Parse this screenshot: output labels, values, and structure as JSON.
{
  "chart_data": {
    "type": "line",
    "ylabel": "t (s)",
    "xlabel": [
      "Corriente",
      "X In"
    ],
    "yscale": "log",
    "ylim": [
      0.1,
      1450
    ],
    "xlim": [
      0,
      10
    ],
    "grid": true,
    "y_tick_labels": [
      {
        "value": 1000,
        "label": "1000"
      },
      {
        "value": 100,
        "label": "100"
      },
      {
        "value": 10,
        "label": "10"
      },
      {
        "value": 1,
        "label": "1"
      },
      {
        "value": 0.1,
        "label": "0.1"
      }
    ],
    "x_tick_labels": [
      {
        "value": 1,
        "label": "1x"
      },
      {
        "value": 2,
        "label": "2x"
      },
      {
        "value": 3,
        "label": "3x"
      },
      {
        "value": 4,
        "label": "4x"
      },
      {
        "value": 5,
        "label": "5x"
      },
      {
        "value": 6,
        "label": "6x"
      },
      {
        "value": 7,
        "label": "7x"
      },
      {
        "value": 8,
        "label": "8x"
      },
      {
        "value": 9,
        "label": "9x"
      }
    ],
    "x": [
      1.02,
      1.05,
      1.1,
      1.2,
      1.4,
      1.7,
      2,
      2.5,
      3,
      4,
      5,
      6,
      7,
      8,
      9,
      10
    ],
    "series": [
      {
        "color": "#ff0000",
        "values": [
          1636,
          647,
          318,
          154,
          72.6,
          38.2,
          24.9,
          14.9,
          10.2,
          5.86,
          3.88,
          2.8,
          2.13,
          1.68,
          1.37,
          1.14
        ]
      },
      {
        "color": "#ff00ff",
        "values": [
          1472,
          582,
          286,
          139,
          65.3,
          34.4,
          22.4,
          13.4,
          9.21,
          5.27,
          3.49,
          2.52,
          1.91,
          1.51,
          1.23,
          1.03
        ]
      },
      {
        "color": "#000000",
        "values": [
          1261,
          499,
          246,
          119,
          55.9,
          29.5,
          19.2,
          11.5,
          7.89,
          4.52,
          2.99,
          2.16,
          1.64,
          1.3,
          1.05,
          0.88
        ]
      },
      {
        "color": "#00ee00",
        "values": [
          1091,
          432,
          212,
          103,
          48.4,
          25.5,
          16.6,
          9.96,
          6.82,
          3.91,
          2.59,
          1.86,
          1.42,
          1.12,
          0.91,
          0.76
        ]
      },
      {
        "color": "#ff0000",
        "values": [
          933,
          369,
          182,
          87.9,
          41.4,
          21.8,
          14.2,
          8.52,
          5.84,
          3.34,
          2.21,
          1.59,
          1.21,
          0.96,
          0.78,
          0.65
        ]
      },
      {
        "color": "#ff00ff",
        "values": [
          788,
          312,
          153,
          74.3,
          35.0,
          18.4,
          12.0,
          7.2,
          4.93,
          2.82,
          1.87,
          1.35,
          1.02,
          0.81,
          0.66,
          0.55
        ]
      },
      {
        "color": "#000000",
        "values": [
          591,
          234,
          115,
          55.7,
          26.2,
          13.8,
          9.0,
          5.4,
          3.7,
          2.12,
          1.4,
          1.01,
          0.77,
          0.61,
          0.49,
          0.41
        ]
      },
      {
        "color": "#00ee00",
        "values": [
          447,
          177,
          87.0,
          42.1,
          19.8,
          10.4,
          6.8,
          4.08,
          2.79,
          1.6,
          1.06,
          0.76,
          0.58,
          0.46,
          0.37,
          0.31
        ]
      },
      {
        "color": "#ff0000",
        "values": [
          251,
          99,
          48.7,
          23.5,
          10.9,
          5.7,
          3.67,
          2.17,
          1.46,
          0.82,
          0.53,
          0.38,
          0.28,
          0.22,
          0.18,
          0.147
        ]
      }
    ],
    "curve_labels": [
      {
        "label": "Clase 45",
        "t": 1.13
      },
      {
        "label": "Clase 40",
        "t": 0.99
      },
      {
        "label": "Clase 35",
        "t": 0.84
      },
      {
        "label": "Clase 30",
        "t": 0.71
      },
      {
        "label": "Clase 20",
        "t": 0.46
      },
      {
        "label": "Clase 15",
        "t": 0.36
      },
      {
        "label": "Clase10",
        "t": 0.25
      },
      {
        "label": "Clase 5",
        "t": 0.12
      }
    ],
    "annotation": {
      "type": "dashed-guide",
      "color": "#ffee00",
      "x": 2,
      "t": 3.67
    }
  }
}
******************************
Exercise prompt ->
Repeat the data precisely, line by line.

Exercise solution ->
Parse this screenshot: output labels, values, and structure as JSON.
{
  "chart_data": {
    "type": "line",
    "ylabel": "t (s)",
    "xlabel": [
      "Corriente",
      "X In"
    ],
    "yscale": "log",
    "ylim": [
      0.1,
      1450
    ],
    "xlim": [
      0,
      10
    ],
    "grid": true,
    "y_tick_labels": [
      {
        "value": 1000,
        "label": "1000"
      },
      {
        "value": 100,
        "label": "100"
      },
      {
        "value": 10,
        "label": "10"
      },
      {
        "value": 1,
        "label": "1"
      },
      {
        "value": 0.1,
        "label": "0.1"
      }
    ],
    "x_tick_labels": [
      {
        "value": 1,
        "label": "1x"
      },
      {
        "value": 2,
        "label": "2x"
      },
      {
        "value": 3,
        "label": "3x"
      },
      {
        "value": 4,
        "label": "4x"
      },
      {
        "value": 5,
        "label": "5x"
      },
      {
        "value": 6,
        "label": "6x"
      },
      {
        "value": 7,
        "label": "7x"
      },
      {
        "value": 8,
        "label": "8x"
      },
      {
        "value": 9,
        "label": "9x"
      }
    ],
    "x": [
      1.02,
      1.05,
      1.1,
      1.2,
      1.4,
      1.7,
      2,
      2.5,
      3,
      4,
      5,
      6,
      7,
      8,
      9,
      10
    ],
    "series": [
      {
        "color": "#ff0000",
        "values": [
          1636,
          647,
          318,
          154,
          72.6,
          38.2,
          24.9,
          14.9,
          10.2,
          5.86,
          3.88,
          2.8,
          2.13,
          1.68,
          1.37,
          1.14
        ]
      },
      {
        "color": "#ff00ff",
        "values": [
          1472,
          582,
          286,
          139,
          65.3,
          34.4,
          22.4,
          13.4,
          9.21,
          5.27,
          3.49,
          2.52,
          1.91,
          1.51,
          1.23,
          1.03
        ]
      },
      {
        "color": "#000000",
        "values": [
          1261,
          499,
          246,
          119,
          55.9,
          29.5,
          19.2,
          11.5,
          7.89,
          4.52,
          2.99,
          2.16,
          1.64,
          1.3,
          1.05,
          0.88
        ]
      },
      {
        "color": "#00ee00",
        "values": [
          1091,
          432,
          212,
          103,
          48.4,
          25.5,
          16.6,
          9.96,
          6.82,
          3.91,
          2.59,
          1.86,
          1.42,
          1.12,
          0.91,
          0.76
        ]
      },
      {
        "color": "#ff0000",
        "values": [
          933,
          369,
          182,
          87.9,
          41.4,
          21.8,
          14.2,
          8.52,
          5.84,
          3.34,
          2.21,
          1.59,
          1.21,
          0.96,
          0.78,
          0.65
        ]
      },
      {
        "color": "#ff00ff",
        "values": [
          788,
          312,
          153,
          74.3,
          35.0,
          18.4,
          12.0,
          7.2,
          4.93,
          2.82,
          1.87,
          1.35,
          1.02,
          0.81,
          0.66,
          0.55
        ]
      },
      {
        "color": "#000000",
        "values": [
          591,
          234,
          115,
          55.7,
          26.2,
          13.8,
          9.0,
          5.4,
          3.7,
          2.12,
          1.4,
          1.01,
          0.77,
          0.61,
          0.49,
          0.41
        ]
      },
      {
        "color": "#00ee00",
        "values": [
          447,
          177,
          87.0,
          42.1,
          19.8,
          10.4,
          6.8,
          4.08,
          2.79,
          1.6,
          1.06,
          0.76,
          0.58,
          0.46,
          0.37,
          0.31
        ]
      },
      {
        "color": "#ff0000",
        "values": [
          251,
          99,
          48.7,
          23.5,
          10.9,
          5.7,
          3.67,
          2.17,
          1.46,
          0.82,
          0.53,
          0.38,
          0.28,
          0.22,
          0.18,
          0.147
        ]
      }
    ],
    "curve_labels": [
      {
        "label": "Clase 45",
        "t": 1.13
      },
      {
        "label": "Clase 40",
        "t": 0.99
      },
      {
        "label": "Clase 35",
        "t": 0.84
      },
      {
        "label": "Clase 30",
        "t": 0.71
      },
      {
        "label": "Clase 20",
        "t": 0.46
      },
      {
        "label": "Clase 15",
        "t": 0.36
      },
      {
        "label": "Clase10",
        "t": 0.25
      },
      {
        "label": "Clase 5",
        "t": 0.12
      }
    ],
    "annotation": {
      "type": "dashed-guide",
      "color": "#ffee00",
      "x": 2,
      "t": 3.67
    }
  }
}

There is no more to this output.